Reproduce the data below in full and exclude every picture.

— Begin Task inputs —

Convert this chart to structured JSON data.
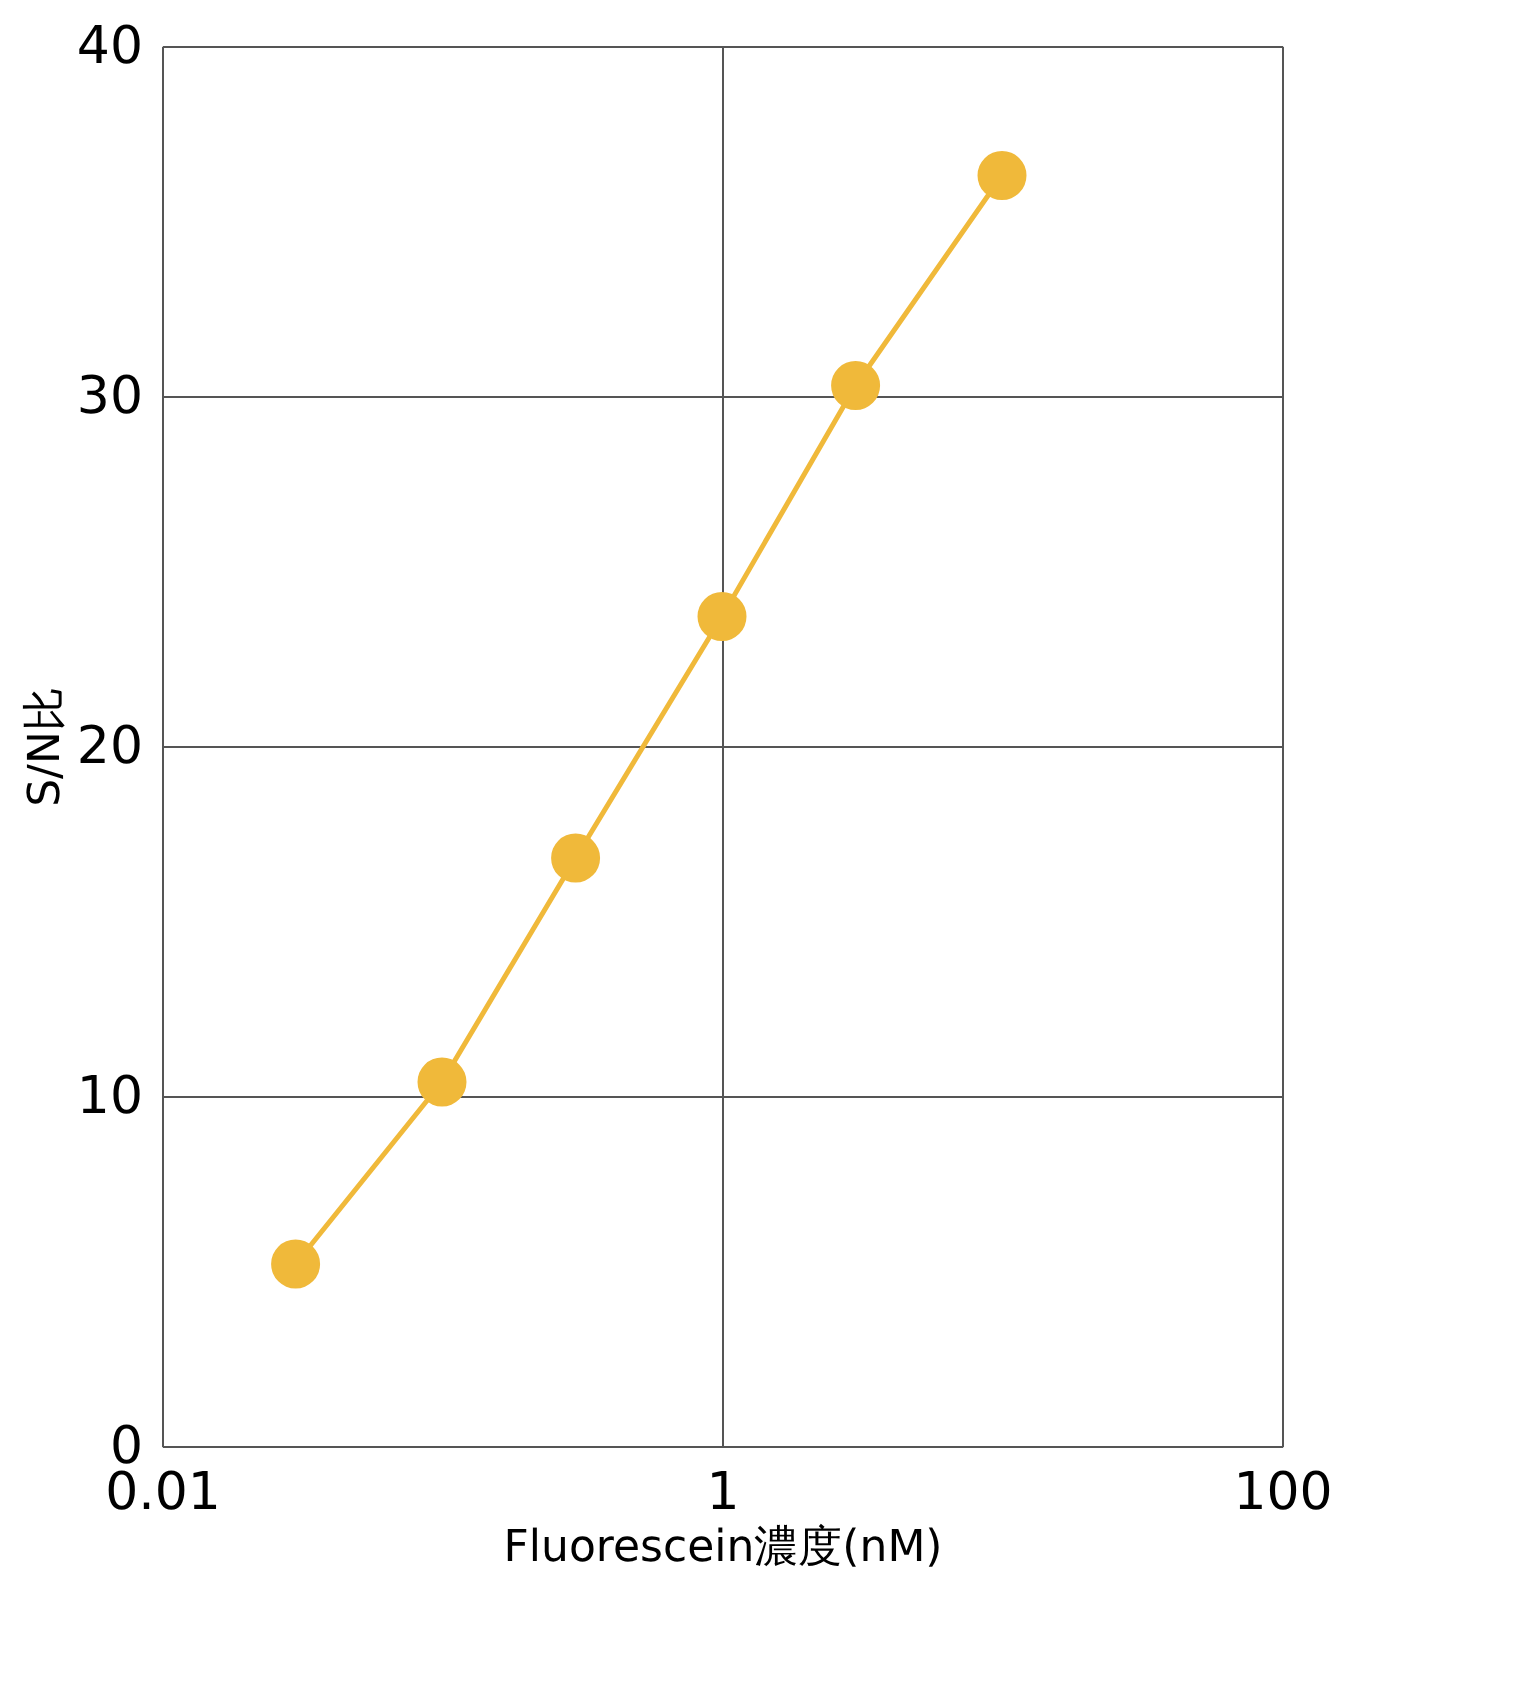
{
  "chart_data": {
    "type": "line",
    "xlabel": "Fluorescein濃度(nM)",
    "ylabel": "S/N比",
    "x": [
      0.03,
      0.1,
      0.3,
      1,
      3,
      10
    ],
    "series": [
      {
        "color": "#f0b93a",
        "values": [
          5.2,
          10.4,
          16.8,
          23.7,
          30.3,
          36.3
        ]
      }
    ],
    "log": "x",
    "xlim": [
      0.01,
      100
    ],
    "xticks": [
      0.01,
      1,
      100
    ],
    "ylim": [
      0,
      40
    ],
    "yticks": [
      0,
      10,
      20,
      30,
      40
    ],
    "grid": true,
    "marker": "circle",
    "line_style": "solid"
  }
}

— End Task inputs —

- [Response]:
Convert this chart to structured JSON data.
{
  "chart_data": {
    "type": "line",
    "xlabel": "Fluorescein濃度(nM)",
    "ylabel": "S/N比",
    "x": [
      0.03,
      0.1,
      0.3,
      1,
      3,
      10
    ],
    "series": [
      {
        "color": "#f0b93a",
        "values": [
          5.2,
          10.4,
          16.8,
          23.7,
          30.3,
          36.3
        ]
      }
    ],
    "log": "x",
    "xlim": [
      0.01,
      100
    ],
    "xticks": [
      0.01,
      1,
      100
    ],
    "ylim": [
      0,
      40
    ],
    "yticks": [
      0,
      10,
      20,
      30,
      40
    ],
    "grid": true,
    "marker": "circle",
    "line_style": "solid"
  }
}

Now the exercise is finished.